* _Selected extract_
I've tried to find a solution to this here, but nothing seems to address exactly my case. Sorry if I missed it.
I have a data frame with each row providing a position in one of various categories (e.g., row one corresponds position 2 within "category" 'A', but row 3 corresponds to position 4 within category 'B'). Each of those categories is to be split into a different set of tiles/intervals, and I would like to find a way to assign the positions within the original data frame into their corresponding tile/interval. For instance, given the input data and category breaks that follow:
library(tidyverse)
test_df <- tribble(
~category, ~pos,
'A', 2,
'A', 5,
'B', 4,
'B', 8
)
breaks <- tribble(
~category, ~start, ~end,
'A', 0, 4,
'A', 4, 7,
'A', 7, 10,
'B', 0, 3,
'B', 3, 5,
'B', 5, 10
)
The result I would like to obtain would be something like:
category pos tile
<chr> <dbl> <chr>
1 A 2 (0, 4]
2 A 5 (4, 7]
3 B 4 (3, 5]
4 B 8 (5, 10]
I would normally use cut
for similar tasks, but, as far as I'm aware, there's no way of defining different break points per group. The only way I have found to leverage group_by
to create distinct intervals with cut
, is by fixing the number of cuts to perform (which is not applicable in this case).

* _Data lines_
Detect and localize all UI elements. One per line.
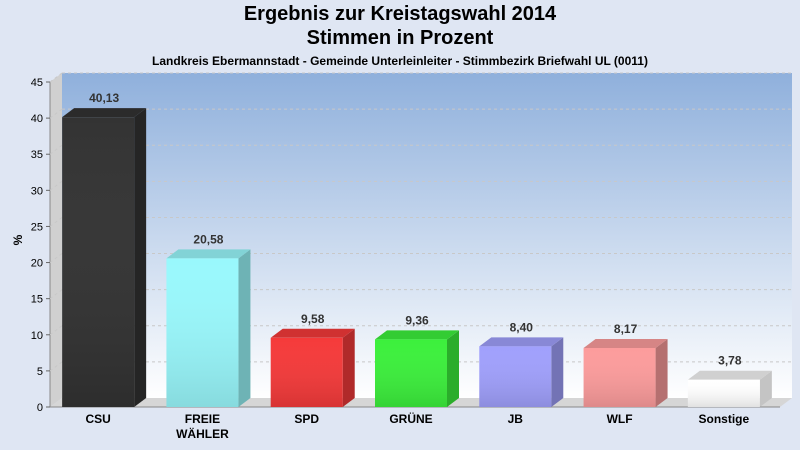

* _Short task_
Extract the forum post on assigning positions to per-category intervals in its entirety, reproducing every line verbatim. The data that precede this point bear no relation to the forum post on assigning positions to per-category intervals.

* _Result for this task_
I've tried to find a solution to this here, but nothing seems to address exactly my case. Sorry if I missed it.
I have a data frame with each row providing a position in one of various categories (e.g., row one corresponds position 2 within "category" 'A', but row 3 corresponds to position 4 within category 'B'). Each of those categories is to be split into a different set of tiles/intervals, and I would like to find a way to assign the positions within the original data frame into their corresponding tile/interval. For instance, given the input data and category breaks that follow:
library(tidyverse)
test_df <- tribble(
~category, ~pos,
'A', 2,
'A', 5,
'B', 4,
'B', 8
)
breaks <- tribble(
~category, ~start, ~end,
'A', 0, 4,
'A', 4, 7,
'A', 7, 10,
'B', 0, 3,
'B', 3, 5,
'B', 5, 10
)
The result I would like to obtain would be something like:
category pos tile
<chr> <dbl> <chr>
1 A 2 (0, 4]
2 A 5 (4, 7]
3 B 4 (3, 5]
4 B 8 (5, 10]
I would normally use cut
for similar tasks, but, as far as I'm aware, there's no way of defining different break points per group. The only way I have found to leverage group_by
to create distinct intervals with cut
, is by fixing the number of cuts to perform (which is not applicable in this case).